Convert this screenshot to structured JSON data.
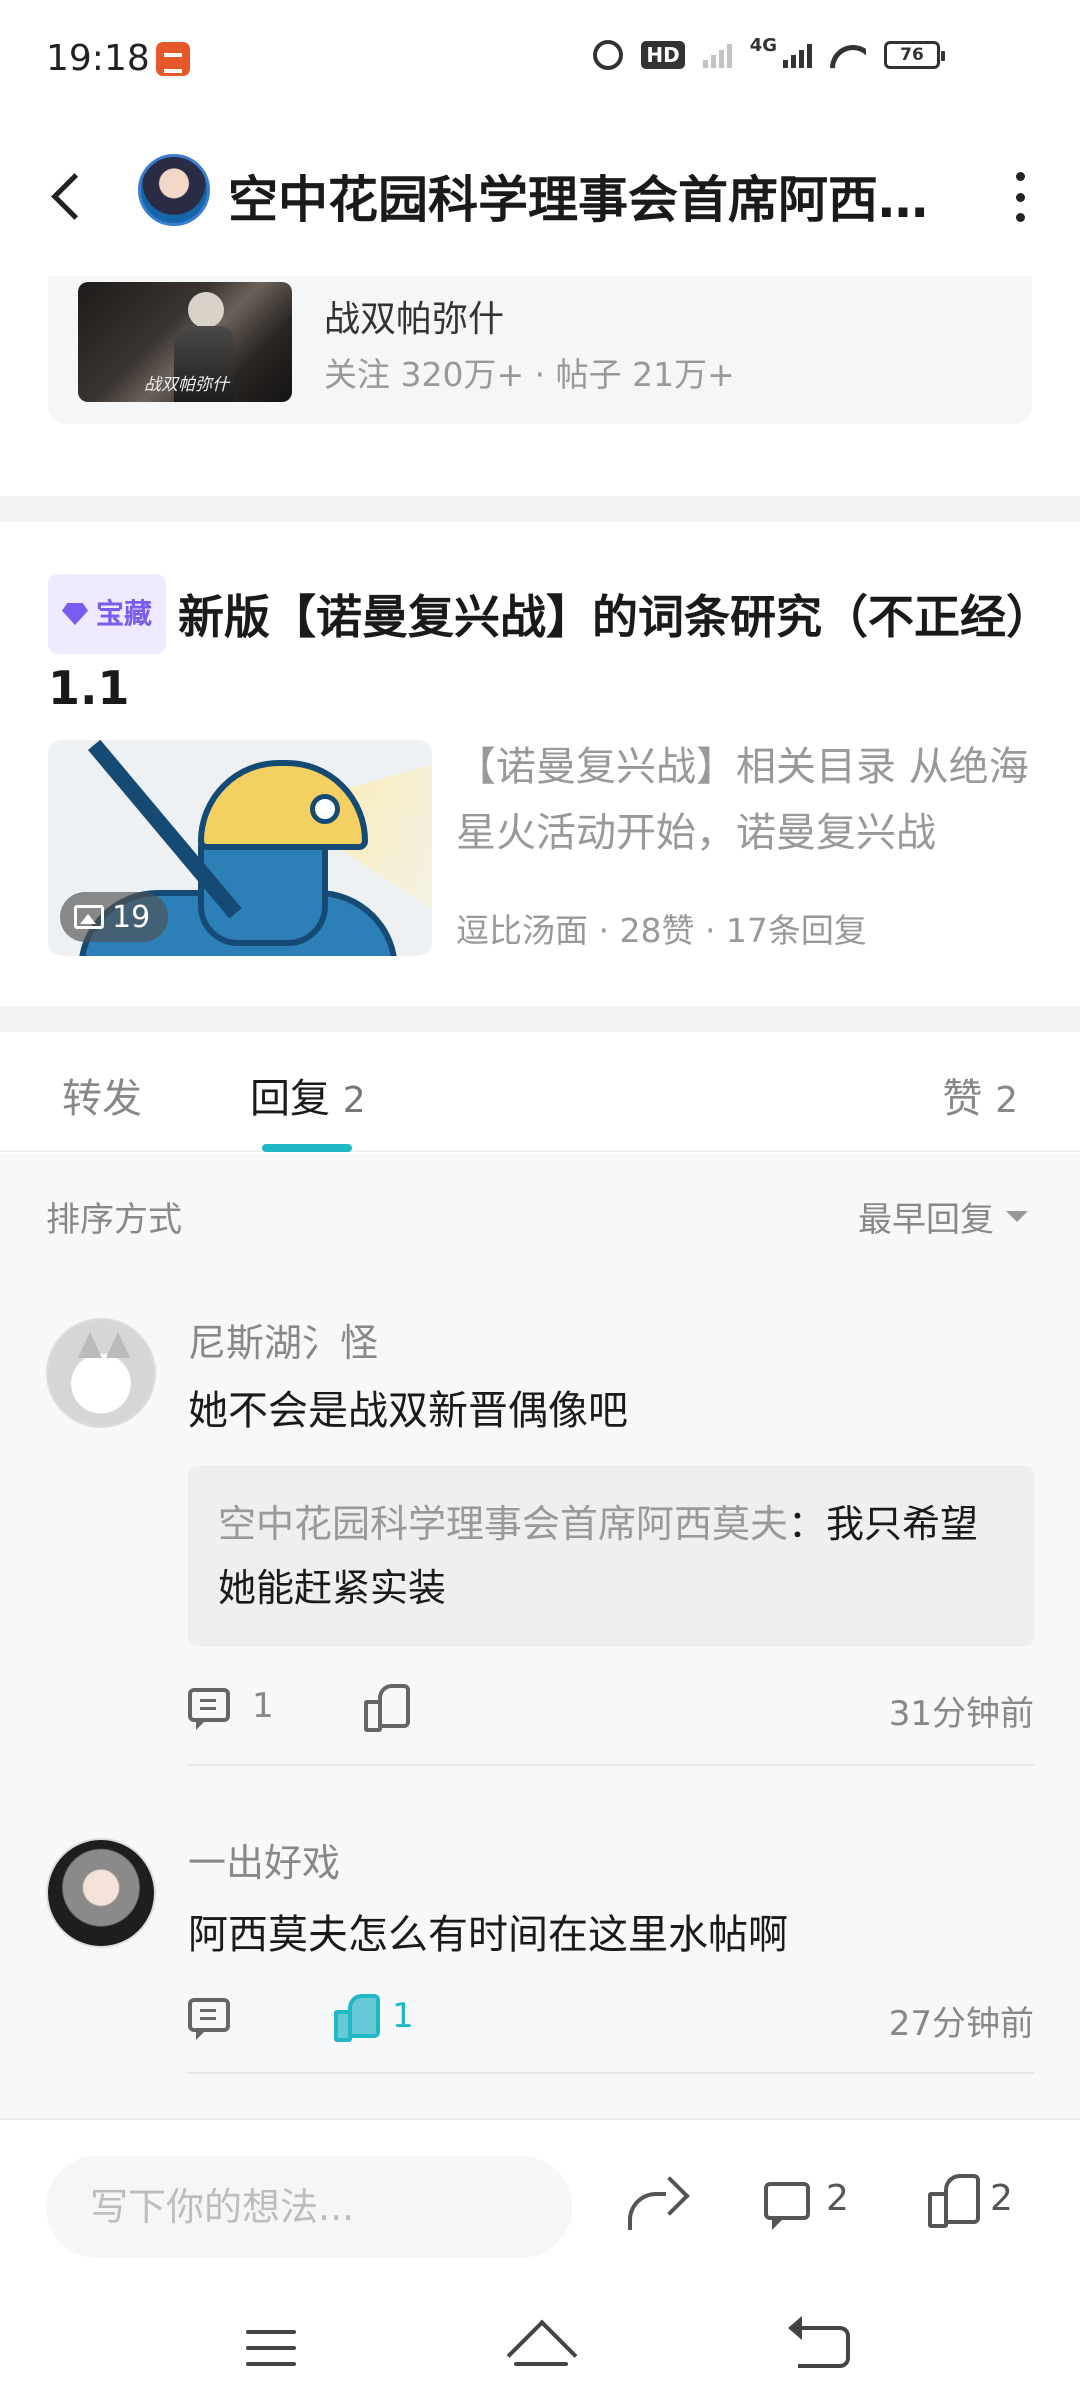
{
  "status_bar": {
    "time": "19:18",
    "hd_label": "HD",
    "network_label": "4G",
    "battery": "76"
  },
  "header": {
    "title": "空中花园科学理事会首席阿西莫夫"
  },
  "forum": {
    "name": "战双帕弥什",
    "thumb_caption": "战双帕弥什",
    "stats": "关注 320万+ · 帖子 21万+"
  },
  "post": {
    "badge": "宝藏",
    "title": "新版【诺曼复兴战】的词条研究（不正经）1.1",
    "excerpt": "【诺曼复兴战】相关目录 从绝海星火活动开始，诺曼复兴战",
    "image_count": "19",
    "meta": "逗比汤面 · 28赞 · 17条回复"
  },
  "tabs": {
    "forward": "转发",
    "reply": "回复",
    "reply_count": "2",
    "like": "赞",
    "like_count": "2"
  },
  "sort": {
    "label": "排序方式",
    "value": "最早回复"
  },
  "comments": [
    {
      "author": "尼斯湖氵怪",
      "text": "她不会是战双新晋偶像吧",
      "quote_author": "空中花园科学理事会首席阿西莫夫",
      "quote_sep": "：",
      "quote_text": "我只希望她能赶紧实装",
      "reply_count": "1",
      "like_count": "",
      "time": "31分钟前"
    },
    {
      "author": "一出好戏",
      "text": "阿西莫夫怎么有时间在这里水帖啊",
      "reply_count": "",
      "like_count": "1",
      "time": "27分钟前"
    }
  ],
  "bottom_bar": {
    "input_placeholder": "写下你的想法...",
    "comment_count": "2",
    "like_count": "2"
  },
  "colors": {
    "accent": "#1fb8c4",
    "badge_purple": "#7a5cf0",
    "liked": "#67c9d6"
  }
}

* STATED GOAL: Tell how many lines hold the string "空中花园科学理事会首席阿西莫夫", giving the number and nothing else.

* EXPECTED ANSWER: 2